## WHAT THE TASK ASKS
Transcribe all the entries word for word, but omit the images.

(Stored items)

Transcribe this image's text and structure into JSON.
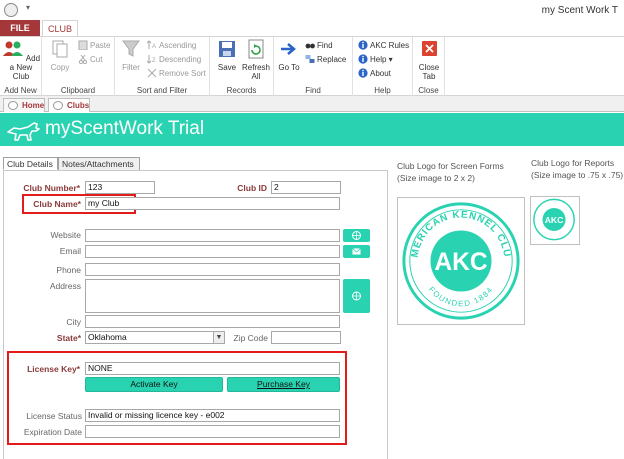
{
  "window": {
    "title": "my Scent Work T"
  },
  "ribbon_tabs": {
    "file": "FILE",
    "club": "CLUB"
  },
  "ribbon": {
    "add_new": {
      "button": "Add a New Club",
      "group": "Add New"
    },
    "clipboard": {
      "copy": "Copy",
      "paste": "Paste",
      "cut": "Cut",
      "group": "Clipboard"
    },
    "sort_filter": {
      "filter": "Filter",
      "ascending": "Ascending",
      "descending": "Descending",
      "remove_sort": "Remove Sort",
      "group": "Sort and Filter"
    },
    "records": {
      "save": "Save",
      "refresh_all": "Refresh All",
      "group": "Records"
    },
    "find": {
      "goto": "Go To",
      "find": "Find",
      "replace": "Replace",
      "group": "Find"
    },
    "help": {
      "akc_rules": "AKC Rules",
      "help": "Help",
      "about": "About",
      "group": "Help"
    },
    "close": {
      "close_tab": "Close Tab",
      "group": "Close"
    }
  },
  "doc_tabs": {
    "home": "Home",
    "clubs": "Clubs"
  },
  "banner": {
    "title": "myScentWork Trial"
  },
  "form_tabs": {
    "details": "Club Details",
    "notes": "Notes/Attachments"
  },
  "form": {
    "club_number": {
      "label": "Club Number*",
      "value": "123"
    },
    "club_id": {
      "label": "Club ID",
      "value": "2"
    },
    "club_name": {
      "label": "Club Name*",
      "value": "my Club"
    },
    "website": {
      "label": "Website",
      "value": ""
    },
    "email": {
      "label": "Email",
      "value": ""
    },
    "phone": {
      "label": "Phone",
      "value": ""
    },
    "address": {
      "label": "Address",
      "value": ""
    },
    "city": {
      "label": "City",
      "value": ""
    },
    "state": {
      "label": "State*",
      "value": "Oklahoma"
    },
    "zip": {
      "label": "Zip Code",
      "value": ""
    },
    "license_key": {
      "label": "License Key*",
      "value": "NONE"
    },
    "activate_key": "Activate Key",
    "purchase_key": "Purchase Key",
    "license_status": {
      "label": "License Status",
      "value": "Invalid or missing licence key - e002"
    },
    "expiration_date": {
      "label": "Expiration Date",
      "value": ""
    }
  },
  "logos": {
    "screen_caption": "Club Logo for Screen Forms (Size image to 2 x 2)",
    "reports_caption": "Club Logo for Reports (Size image to .75 x .75)",
    "akc_top": "AMERICAN KENNEL CLUB",
    "akc_center": "AKC",
    "akc_bottom": "FOUNDED 1884"
  },
  "colors": {
    "accent": "#29d3b1",
    "brand": "#a4373a",
    "highlight": "#e21b1b"
  }
}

## REPLY
Transcribe this image's text and structure into JSON.
{
  "window": {
    "title": "my Scent Work T"
  },
  "ribbon_tabs": {
    "file": "FILE",
    "club": "CLUB"
  },
  "ribbon": {
    "add_new": {
      "button": "Add a New Club",
      "group": "Add New"
    },
    "clipboard": {
      "copy": "Copy",
      "paste": "Paste",
      "cut": "Cut",
      "group": "Clipboard"
    },
    "sort_filter": {
      "filter": "Filter",
      "ascending": "Ascending",
      "descending": "Descending",
      "remove_sort": "Remove Sort",
      "group": "Sort and Filter"
    },
    "records": {
      "save": "Save",
      "refresh_all": "Refresh All",
      "group": "Records"
    },
    "find": {
      "goto": "Go To",
      "find": "Find",
      "replace": "Replace",
      "group": "Find"
    },
    "help": {
      "akc_rules": "AKC Rules",
      "help": "Help",
      "about": "About",
      "group": "Help"
    },
    "close": {
      "close_tab": "Close Tab",
      "group": "Close"
    }
  },
  "doc_tabs": {
    "home": "Home",
    "clubs": "Clubs"
  },
  "banner": {
    "title": "myScentWork Trial"
  },
  "form_tabs": {
    "details": "Club Details",
    "notes": "Notes/Attachments"
  },
  "form": {
    "club_number": {
      "label": "Club Number*",
      "value": "123"
    },
    "club_id": {
      "label": "Club ID",
      "value": "2"
    },
    "club_name": {
      "label": "Club Name*",
      "value": "my Club"
    },
    "website": {
      "label": "Website",
      "value": ""
    },
    "email": {
      "label": "Email",
      "value": ""
    },
    "phone": {
      "label": "Phone",
      "value": ""
    },
    "address": {
      "label": "Address",
      "value": ""
    },
    "city": {
      "label": "City",
      "value": ""
    },
    "state": {
      "label": "State*",
      "value": "Oklahoma"
    },
    "zip": {
      "label": "Zip Code",
      "value": ""
    },
    "license_key": {
      "label": "License Key*",
      "value": "NONE"
    },
    "activate_key": "Activate Key",
    "purchase_key": "Purchase Key",
    "license_status": {
      "label": "License Status",
      "value": "Invalid or missing licence key - e002"
    },
    "expiration_date": {
      "label": "Expiration Date",
      "value": ""
    }
  },
  "logos": {
    "screen_caption": "Club Logo for Screen Forms (Size image to 2 x 2)",
    "reports_caption": "Club Logo for Reports (Size image to .75 x .75)",
    "akc_top": "AMERICAN KENNEL CLUB",
    "akc_center": "AKC",
    "akc_bottom": "FOUNDED 1884"
  },
  "colors": {
    "accent": "#29d3b1",
    "brand": "#a4373a",
    "highlight": "#e21b1b"
  }
}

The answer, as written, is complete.